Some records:
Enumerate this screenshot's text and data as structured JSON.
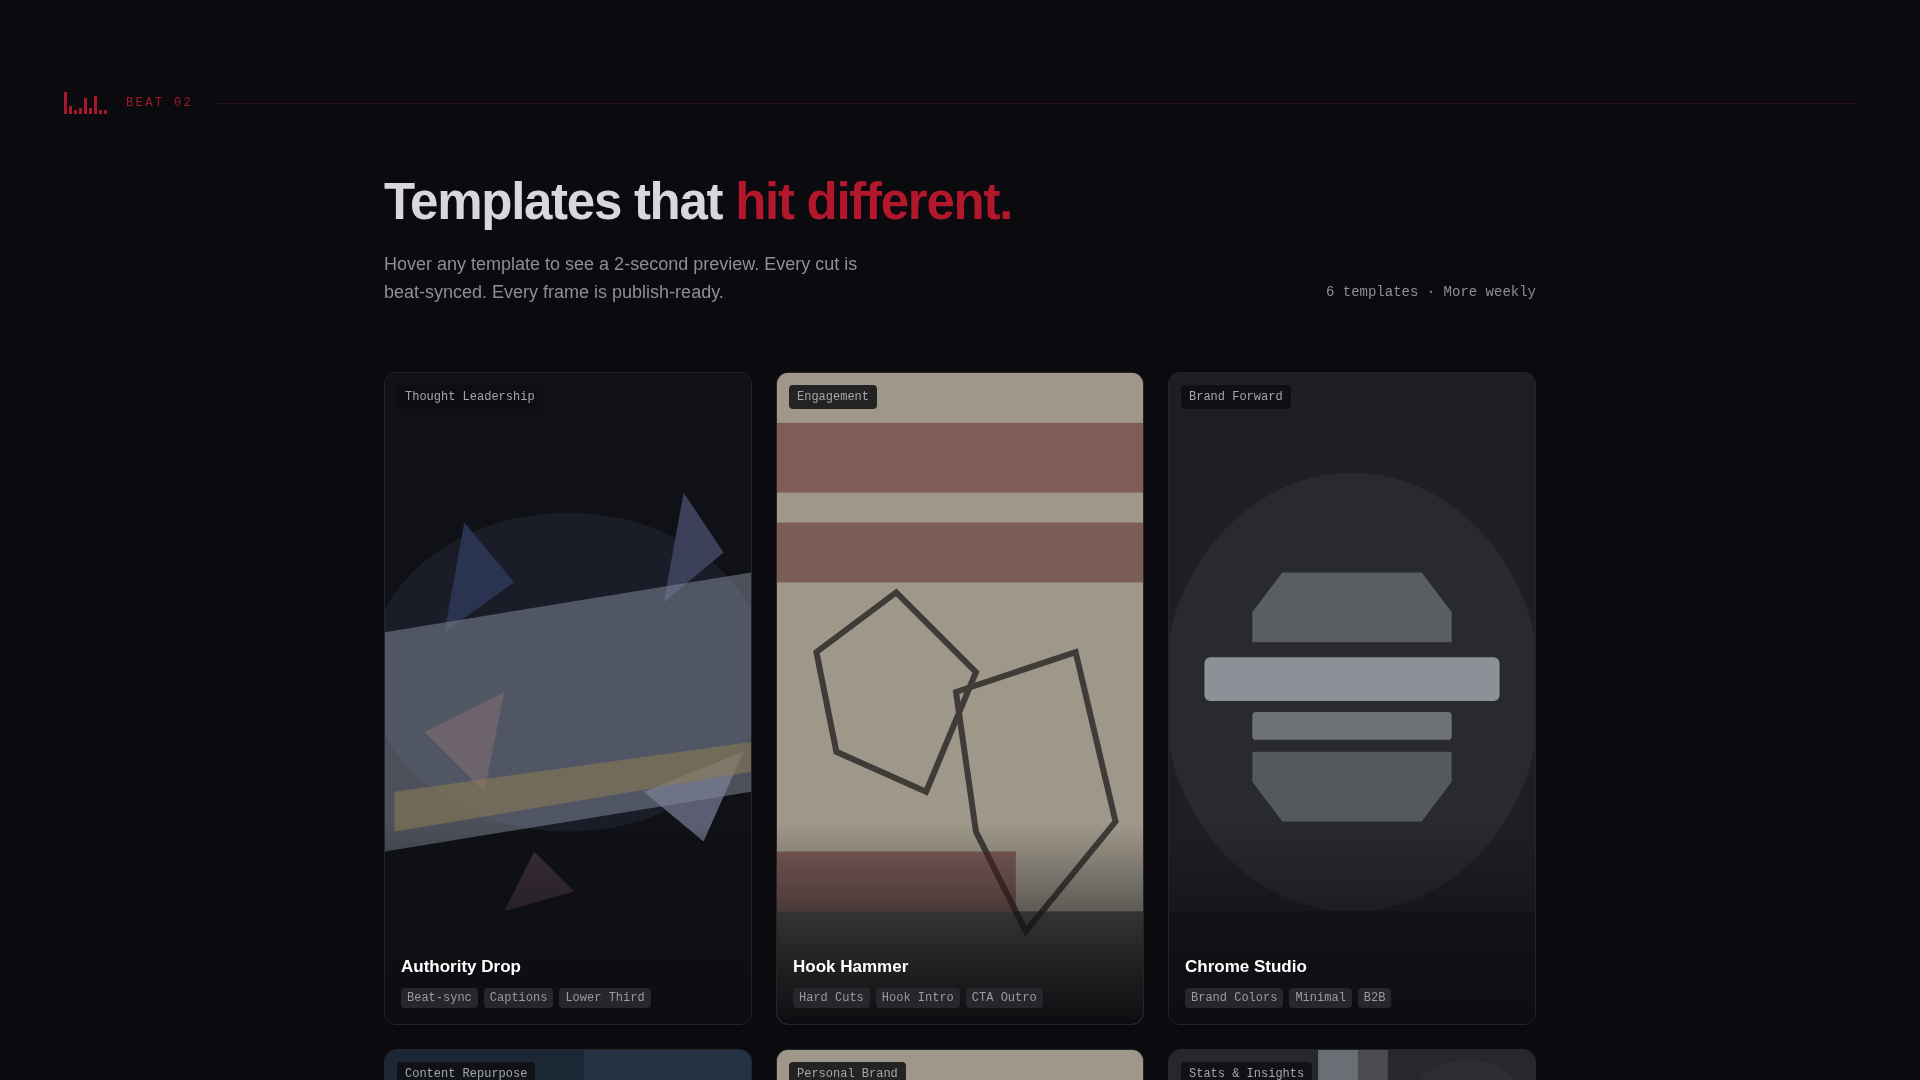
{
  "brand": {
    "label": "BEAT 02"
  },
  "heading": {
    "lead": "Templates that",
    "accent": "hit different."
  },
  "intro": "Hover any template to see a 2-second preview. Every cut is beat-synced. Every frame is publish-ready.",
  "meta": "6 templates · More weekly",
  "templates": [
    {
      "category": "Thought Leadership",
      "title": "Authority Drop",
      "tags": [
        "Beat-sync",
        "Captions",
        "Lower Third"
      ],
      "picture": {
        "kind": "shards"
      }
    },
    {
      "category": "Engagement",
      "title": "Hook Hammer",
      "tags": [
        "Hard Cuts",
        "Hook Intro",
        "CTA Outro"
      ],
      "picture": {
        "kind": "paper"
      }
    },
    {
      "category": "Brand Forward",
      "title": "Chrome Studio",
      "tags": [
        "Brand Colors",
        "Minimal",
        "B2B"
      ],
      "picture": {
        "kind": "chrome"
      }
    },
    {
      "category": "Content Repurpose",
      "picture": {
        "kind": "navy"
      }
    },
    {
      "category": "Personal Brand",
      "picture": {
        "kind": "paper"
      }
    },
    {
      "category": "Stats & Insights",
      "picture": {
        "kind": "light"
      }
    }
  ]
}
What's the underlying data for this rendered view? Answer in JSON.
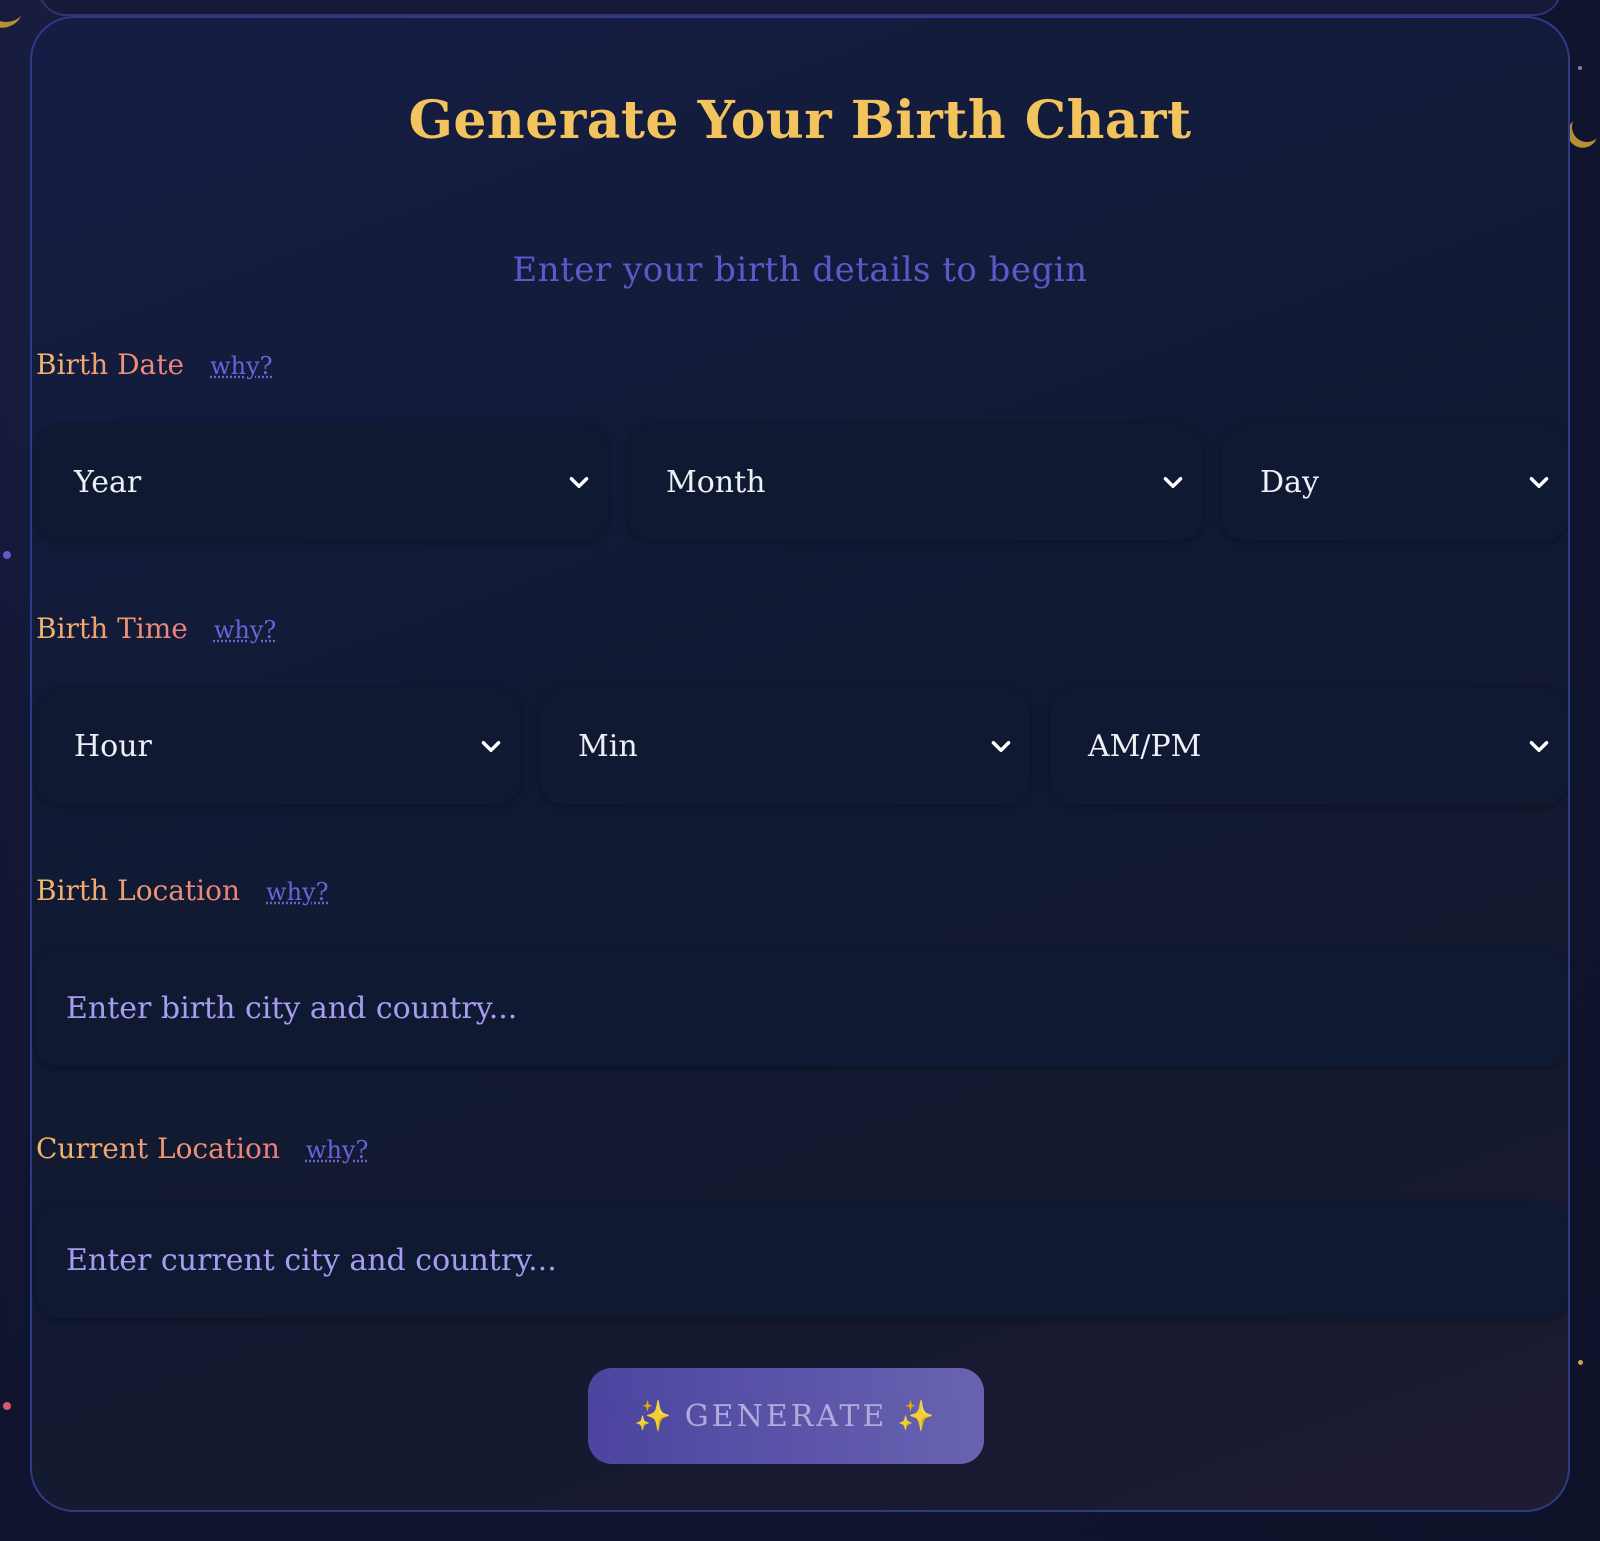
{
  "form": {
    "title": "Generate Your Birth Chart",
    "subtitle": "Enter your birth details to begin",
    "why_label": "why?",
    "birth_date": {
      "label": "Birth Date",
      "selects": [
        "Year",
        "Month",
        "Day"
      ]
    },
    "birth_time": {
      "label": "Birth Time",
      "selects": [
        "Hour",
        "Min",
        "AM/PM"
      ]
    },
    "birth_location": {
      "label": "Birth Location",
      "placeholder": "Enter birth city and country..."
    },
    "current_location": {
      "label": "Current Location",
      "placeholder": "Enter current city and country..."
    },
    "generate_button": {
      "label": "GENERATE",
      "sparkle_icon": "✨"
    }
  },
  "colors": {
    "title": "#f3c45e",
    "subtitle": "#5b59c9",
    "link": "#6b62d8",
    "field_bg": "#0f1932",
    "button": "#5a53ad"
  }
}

| SET TASK |
Looking at the entries above, state how many lines contain "country"; give the number alone.

| TASK RESULT |
2